> [Stated task 1] Could you reproduce the rows word for word, covering the stretch from the start of the rows through the line that contains "671, 682, 696]", both ends included?

> [Document excerpt]
▬▬▬▬▬▬▬▬▬▬

Medium article on the Aloha Water Treatment simulator.


SPEAKER_01

Alright, welcome back to the next podcast. Tamir Boostarin of Mitre is my guest, and we're going to talk about Caldera for OT. Caldera for OT is an open source adversary emulation platform designed to test security defenses in OT environments. There have been some recent updates for the platform, and that's we're going to spend some time talking about. Before we jump into the episode, though, I hope you've been enjoying the great guests we've had on since the start of the year. The best way to keep up with the show is really just to subscribe naturally. And we are on every major platform, whether it's Apple, Spotify, Audible, Amazon, you name it. Pretty easy to find out there. So if you have not subscribed yet, please do. It really helps out the show. So let's get started. Bring in Samir. How are you doing, man? Good to see you. Doing good and happy to be here. Thanks for taking the time. I appreciate it. Before we jump in, kind of maybe introduce yourself a little bit to the listeners and maybe talk about your role with uh within MITRE and Caldera for OT specifically.

SPEAKER_00

Sure. So Center Booster Han. Um been with MITRE for about three or four years, supporting the Caldera team and a lot of the OT research that we're developing. Some part of my role is for the simulators we're talking about today, led development for that. We have the Aloha Water Treatment Simulator that's a water treatment plant supporting Modbus and BACnet. And then more recently, we had a HVAC simulator for BACnet for building automation controls that came out and involved with leading research at the University of Hawaii to develop those.

▬▬▬▬▬▬▬▬▬▬

> [Records]
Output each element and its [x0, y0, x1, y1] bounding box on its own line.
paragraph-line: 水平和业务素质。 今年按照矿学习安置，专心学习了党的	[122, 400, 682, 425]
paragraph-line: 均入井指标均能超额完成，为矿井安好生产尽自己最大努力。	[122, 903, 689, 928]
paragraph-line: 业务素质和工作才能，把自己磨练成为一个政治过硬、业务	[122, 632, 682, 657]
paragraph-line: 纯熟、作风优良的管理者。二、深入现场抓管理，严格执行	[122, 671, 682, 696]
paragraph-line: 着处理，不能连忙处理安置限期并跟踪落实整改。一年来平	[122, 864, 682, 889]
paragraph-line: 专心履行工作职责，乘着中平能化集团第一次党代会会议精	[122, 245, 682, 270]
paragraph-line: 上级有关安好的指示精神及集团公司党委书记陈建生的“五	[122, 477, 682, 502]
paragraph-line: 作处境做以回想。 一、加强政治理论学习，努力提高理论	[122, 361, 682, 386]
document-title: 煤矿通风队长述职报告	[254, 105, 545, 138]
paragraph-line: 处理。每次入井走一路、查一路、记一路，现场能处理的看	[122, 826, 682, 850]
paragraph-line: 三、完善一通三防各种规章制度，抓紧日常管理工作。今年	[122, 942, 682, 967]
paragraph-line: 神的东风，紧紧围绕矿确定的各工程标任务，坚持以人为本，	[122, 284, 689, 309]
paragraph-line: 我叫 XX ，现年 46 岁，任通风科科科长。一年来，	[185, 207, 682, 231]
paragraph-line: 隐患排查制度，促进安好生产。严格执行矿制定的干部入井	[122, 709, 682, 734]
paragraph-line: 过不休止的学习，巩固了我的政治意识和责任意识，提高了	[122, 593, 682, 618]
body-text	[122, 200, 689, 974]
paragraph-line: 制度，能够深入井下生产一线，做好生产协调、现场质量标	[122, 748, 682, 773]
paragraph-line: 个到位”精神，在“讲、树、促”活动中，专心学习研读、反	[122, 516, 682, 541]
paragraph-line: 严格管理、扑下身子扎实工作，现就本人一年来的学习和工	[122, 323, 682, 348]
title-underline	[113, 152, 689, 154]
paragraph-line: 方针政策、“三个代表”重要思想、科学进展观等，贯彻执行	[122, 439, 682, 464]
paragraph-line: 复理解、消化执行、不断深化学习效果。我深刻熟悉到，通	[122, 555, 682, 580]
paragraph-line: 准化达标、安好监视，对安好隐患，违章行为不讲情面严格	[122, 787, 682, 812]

▬▬▬▬▬▬▬▬▬▬

> [Stated task 2] In the podcast transcript, which platforms does the host name as places where the show can be found?

> [Worked answer 1]
Output each element and its [x0, y0, x1, y1] bounding box on its own line.
paragraph-line: 水平和业务素质。 今年按照矿学习安置，专心学习了党的	[122, 400, 682, 425]
paragraph-line: 均入井指标均能超额完成，为矿井安好生产尽自己最大努力。	[122, 903, 689, 928]
paragraph-line: 业务素质和工作才能，把自己磨练成为一个政治过硬、业务	[122, 632, 682, 657]
paragraph-line: 纯熟、作风优良的管理者。二、深入现场抓管理，严格执行	[122, 671, 682, 696]

> [Worked answer 2] Apple, Spotify, Audible, Amazon